- Exercise prompt:
Say how many lines contain "你知道吗"; the answer is the number alone.

━━ Data to process ━━

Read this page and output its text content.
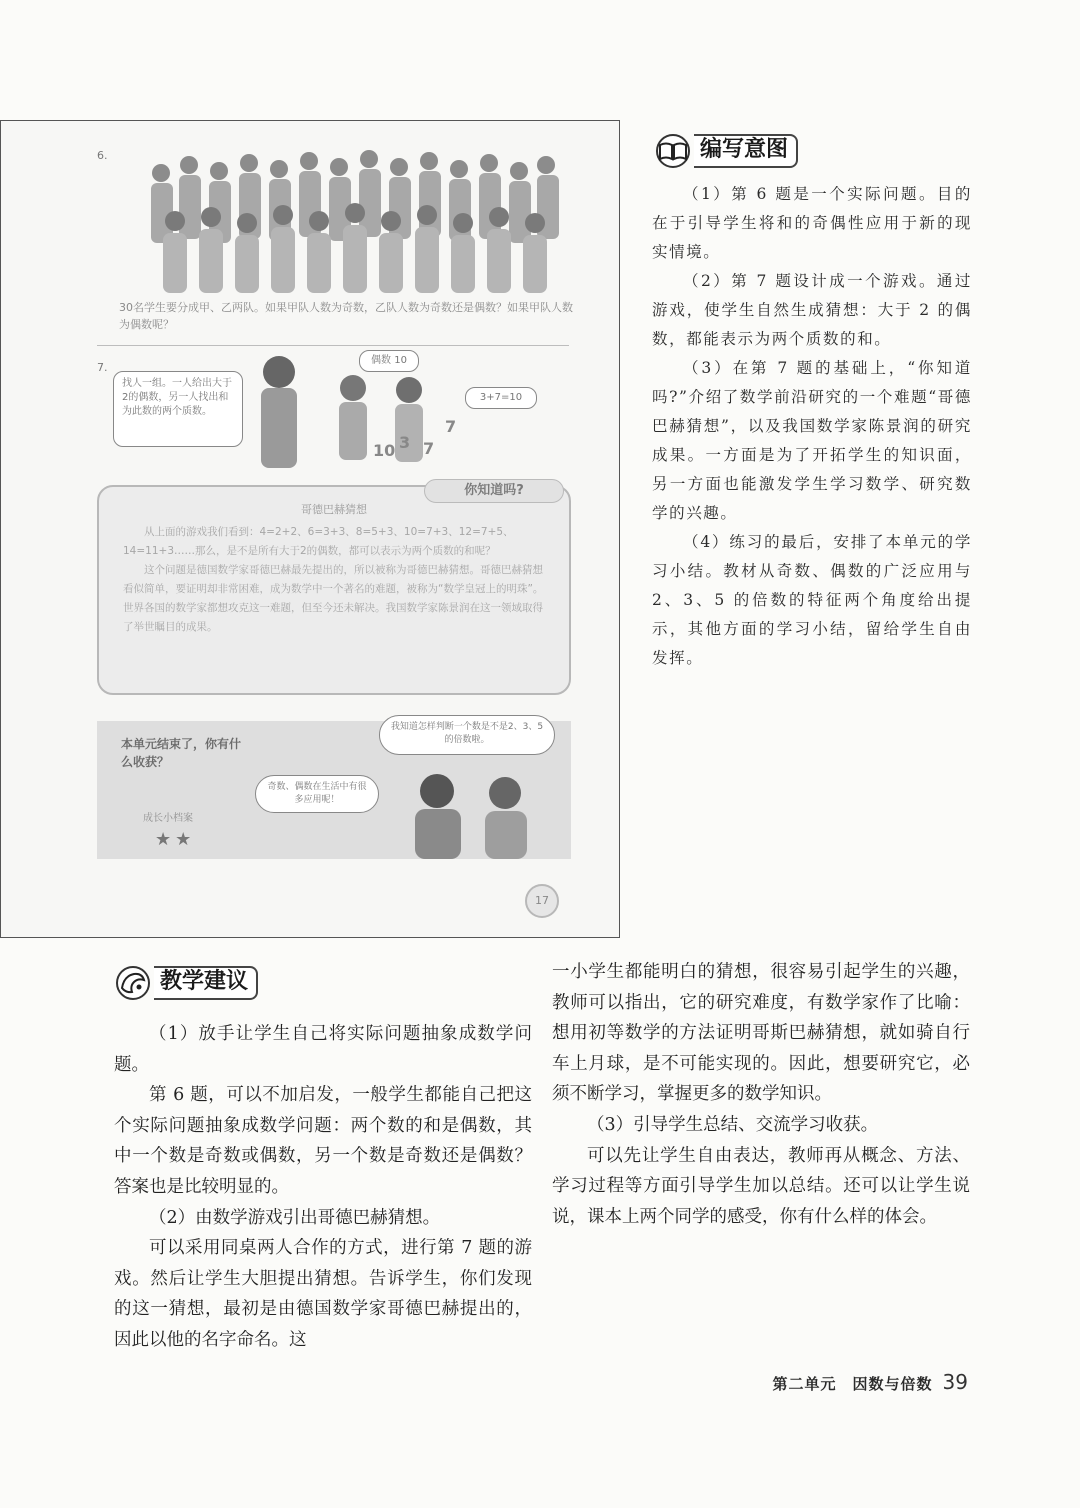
6.
30名学生要分成甲、乙两队。如果甲队人数为奇数，乙队人数为奇数还是偶数？如果甲队人数为偶数呢？
7.
找人一组。一人给出大于2的偶数，另一人找出和为此数的两个质数。
10 3 7
7
偶数 10
3+7=10
你知道吗?
哥德巴赫猜想
从上面的游戏我们看到：4=2+2、6=3+3、8=5+3、10=7+3、12=7+5、14=11+3……那么，是不是所有大于2的偶数，都可以表示为两个质数的和呢？
这个问题是德国数学家哥德巴赫最先提出的，所以被称为哥德巴赫猜想。哥德巴赫猜想看似简单，要证明却非常困难，成为数学中一个著名的难题，被称为“数学皇冠上的明珠”。世界各国的数学家都想攻克这一难题，但至今还未解决。我国数学家陈景润在这一领域取得了举世瞩目的成果。
本单元结束了，你有什么收获？
我知道怎样判断一个数是不是2、3、5的倍数啦。
奇数、偶数在生活中有很多应用呢！
成长小档案
★★
17
编写意图

（1）第 6 题是一个实际问题。目的在于引导学生将和的奇偶性应用于新的现实情境。

（2）第 7 题设计成一个游戏。通过游戏，使学生自然生成猜想：大于 2 的偶数，都能表示为两个质数的和。

（3）在第 7 题的基础上，“你知道吗?”介绍了数学前沿研究的一个难题“哥德巴赫猜想”，以及我国数学家陈景润的研究成果。一方面是为了开拓学生的知识面，另一方面也能激发学生学习数学、研究数学的兴趣。

（4）练习的最后，安排了本单元的学习小结。教材从奇数、偶数的广泛应用与 2、3、5 的倍数的特征两个角度给出提示，其他方面的学习小结，留给学生自由发挥。

教学建议

（1）放手让学生自己将实际问题抽象成数学问题。

第 6 题，可以不加启发，一般学生都能自己把这个实际问题抽象成数学问题：两个数的和是偶数，其中一个数是奇数或偶数，另一个数是奇数还是偶数？答案也是比较明显的。

（2）由数学游戏引出哥德巴赫猜想。

可以采用同桌两人合作的方式，进行第 7 题的游戏。然后让学生大胆提出猜想。告诉学生，你们发现的这一猜想，最初是由德国数学家哥德巴赫提出的，因此以他的名字命名。这

一小学生都能明白的猜想，很容易引起学生的兴趣，教师可以指出，它的研究难度，有数学家作了比喻：想用初等数学的方法证明哥斯巴赫猜想，就如骑自行车上月球，是不可能实现的。因此，想要研究它，必须不断学习，掌握更多的数学知识。

（3）引导学生总结、交流学习收获。

可以先让学生自由表达，教师再从概念、方法、学习过程等方面引导学生加以总结。还可以让学生说说，课本上两个同学的感受，你有什么样的体会。

第二单元　因数与倍数 39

━━━

- The completed task:
2